State the number of lines that contain "this", with no other text.

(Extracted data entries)

• • • •

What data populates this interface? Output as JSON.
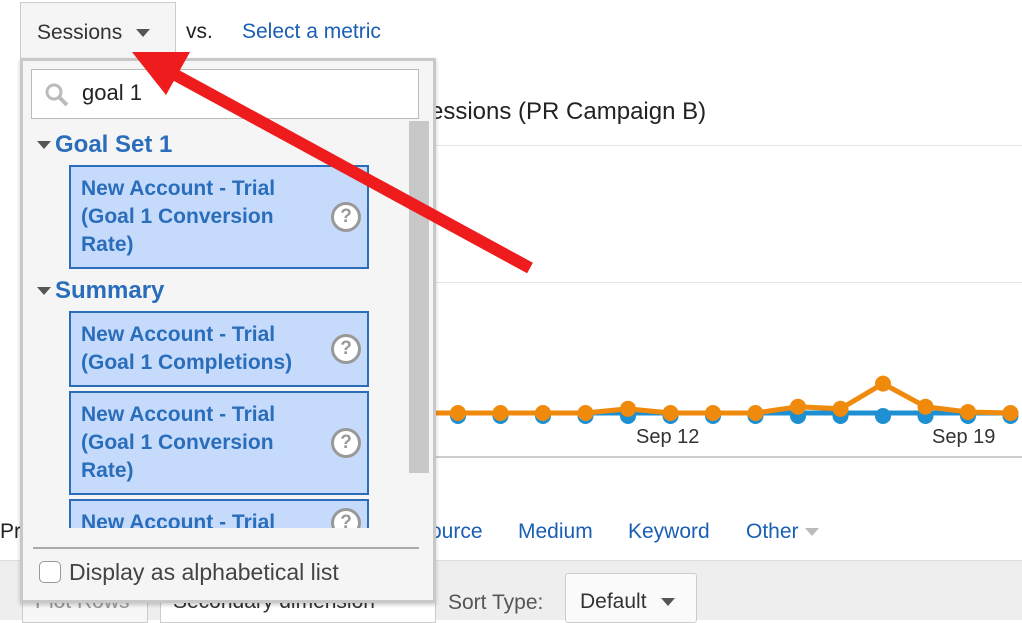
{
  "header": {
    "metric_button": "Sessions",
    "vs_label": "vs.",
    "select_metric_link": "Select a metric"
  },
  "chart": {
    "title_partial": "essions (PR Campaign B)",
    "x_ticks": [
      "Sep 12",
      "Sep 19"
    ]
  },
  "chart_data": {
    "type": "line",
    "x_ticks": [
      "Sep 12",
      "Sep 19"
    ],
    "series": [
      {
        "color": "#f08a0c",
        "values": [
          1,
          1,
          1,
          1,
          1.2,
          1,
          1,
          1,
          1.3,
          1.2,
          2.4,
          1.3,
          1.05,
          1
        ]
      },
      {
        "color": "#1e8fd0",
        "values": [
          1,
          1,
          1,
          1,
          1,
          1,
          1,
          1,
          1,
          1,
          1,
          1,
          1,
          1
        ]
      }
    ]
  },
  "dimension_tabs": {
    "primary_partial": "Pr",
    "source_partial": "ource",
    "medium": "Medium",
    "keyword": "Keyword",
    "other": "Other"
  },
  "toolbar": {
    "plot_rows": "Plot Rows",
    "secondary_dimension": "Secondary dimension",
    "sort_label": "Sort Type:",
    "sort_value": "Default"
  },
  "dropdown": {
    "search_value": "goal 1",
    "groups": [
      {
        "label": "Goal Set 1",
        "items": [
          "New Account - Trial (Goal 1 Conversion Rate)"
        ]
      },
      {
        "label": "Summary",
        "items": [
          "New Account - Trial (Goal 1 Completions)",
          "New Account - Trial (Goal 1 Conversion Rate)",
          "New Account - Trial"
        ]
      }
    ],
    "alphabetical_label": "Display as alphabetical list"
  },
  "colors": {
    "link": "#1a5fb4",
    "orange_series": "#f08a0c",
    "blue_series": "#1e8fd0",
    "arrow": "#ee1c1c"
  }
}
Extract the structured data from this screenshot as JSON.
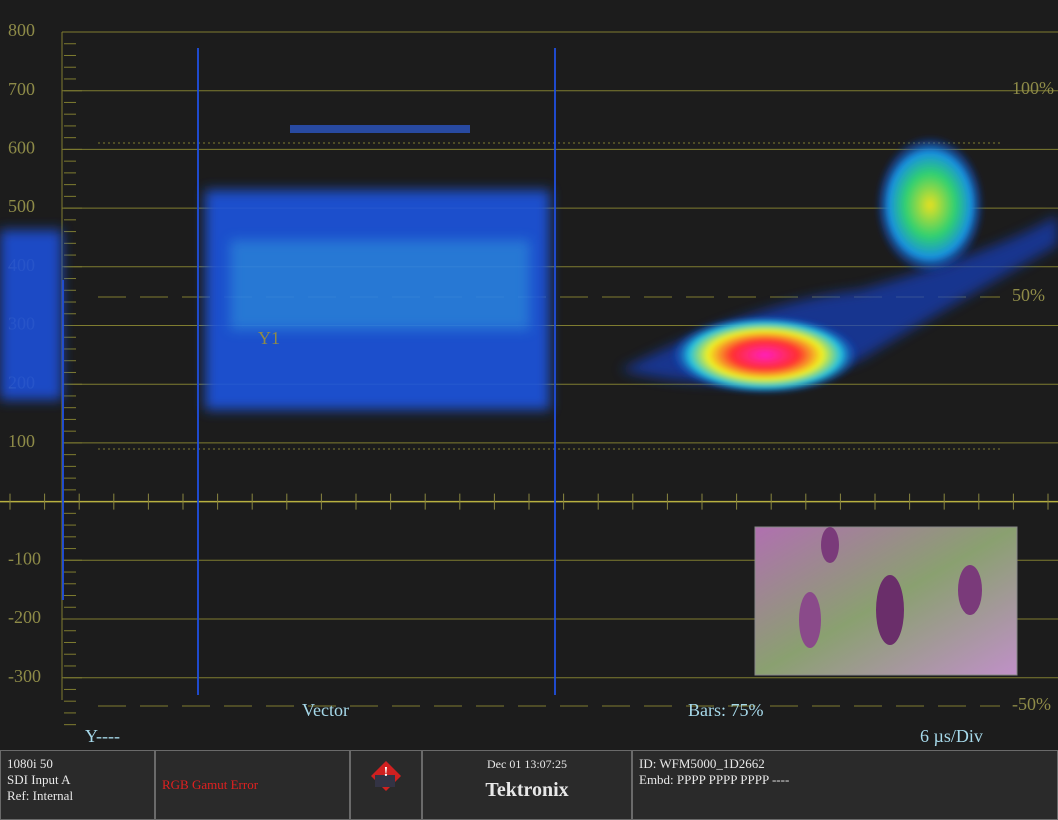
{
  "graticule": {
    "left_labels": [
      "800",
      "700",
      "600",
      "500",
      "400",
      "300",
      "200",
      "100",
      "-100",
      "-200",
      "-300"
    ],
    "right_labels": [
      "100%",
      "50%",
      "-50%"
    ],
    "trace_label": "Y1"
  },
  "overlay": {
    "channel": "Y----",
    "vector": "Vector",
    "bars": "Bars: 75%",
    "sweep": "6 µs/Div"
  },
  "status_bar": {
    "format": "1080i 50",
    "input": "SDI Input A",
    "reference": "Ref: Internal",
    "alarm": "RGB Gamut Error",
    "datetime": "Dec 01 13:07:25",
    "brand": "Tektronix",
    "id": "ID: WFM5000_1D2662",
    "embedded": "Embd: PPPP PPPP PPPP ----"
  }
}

• • • •

▶ _Solved problem_
2